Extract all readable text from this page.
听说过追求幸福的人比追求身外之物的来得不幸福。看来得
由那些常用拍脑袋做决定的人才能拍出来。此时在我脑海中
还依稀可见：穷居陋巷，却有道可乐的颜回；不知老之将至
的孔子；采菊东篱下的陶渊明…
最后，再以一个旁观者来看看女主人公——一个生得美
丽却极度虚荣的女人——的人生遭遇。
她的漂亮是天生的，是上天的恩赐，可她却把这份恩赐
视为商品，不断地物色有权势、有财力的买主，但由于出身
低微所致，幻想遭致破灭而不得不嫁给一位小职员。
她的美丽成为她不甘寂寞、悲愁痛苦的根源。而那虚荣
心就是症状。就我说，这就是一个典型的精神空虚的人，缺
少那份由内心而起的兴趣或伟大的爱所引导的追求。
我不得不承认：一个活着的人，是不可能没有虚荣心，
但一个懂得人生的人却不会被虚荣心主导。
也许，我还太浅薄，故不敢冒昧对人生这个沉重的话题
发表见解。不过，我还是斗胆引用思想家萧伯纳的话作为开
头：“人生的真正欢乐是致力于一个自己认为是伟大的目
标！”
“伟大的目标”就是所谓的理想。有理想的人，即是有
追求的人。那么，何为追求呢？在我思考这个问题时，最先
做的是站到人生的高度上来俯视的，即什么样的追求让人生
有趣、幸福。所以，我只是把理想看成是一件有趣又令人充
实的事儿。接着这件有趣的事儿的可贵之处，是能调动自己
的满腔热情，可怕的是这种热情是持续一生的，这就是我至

WORK INSTRUCTIONS →
Nothing should be left out: return all of the records exactly.

FINAL RESULT →
Extract all readable text from this page.
听说过追求幸福的人比追求身外之物的来得不幸福。看来得
由那些常用拍脑袋做决定的人才能拍出来。此时在我脑海中
还依稀可见：穷居陋巷，却有道可乐的颜回；不知老之将至
的孔子；采菊东篱下的陶渊明…
最后，再以一个旁观者来看看女主人公——一个生得美
丽却极度虚荣的女人——的人生遭遇。
她的漂亮是天生的，是上天的恩赐，可她却把这份恩赐
视为商品，不断地物色有权势、有财力的买主，但由于出身
低微所致，幻想遭致破灭而不得不嫁给一位小职员。
她的美丽成为她不甘寂寞、悲愁痛苦的根源。而那虚荣
心就是症状。就我说，这就是一个典型的精神空虚的人，缺
少那份由内心而起的兴趣或伟大的爱所引导的追求。
我不得不承认：一个活着的人，是不可能没有虚荣心，
但一个懂得人生的人却不会被虚荣心主导。
也许，我还太浅薄，故不敢冒昧对人生这个沉重的话题
发表见解。不过，我还是斗胆引用思想家萧伯纳的话作为开
头：“人生的真正欢乐是致力于一个自己认为是伟大的目
标！”
“伟大的目标”就是所谓的理想。有理想的人，即是有
追求的人。那么，何为追求呢？在我思考这个问题时，最先
做的是站到人生的高度上来俯视的，即什么样的追求让人生
有趣、幸福。所以，我只是把理想看成是一件有趣又令人充
实的事儿。接着这件有趣的事儿的可贵之处，是能调动自己
的满腔热情，可怕的是这种热情是持续一生的，这就是我至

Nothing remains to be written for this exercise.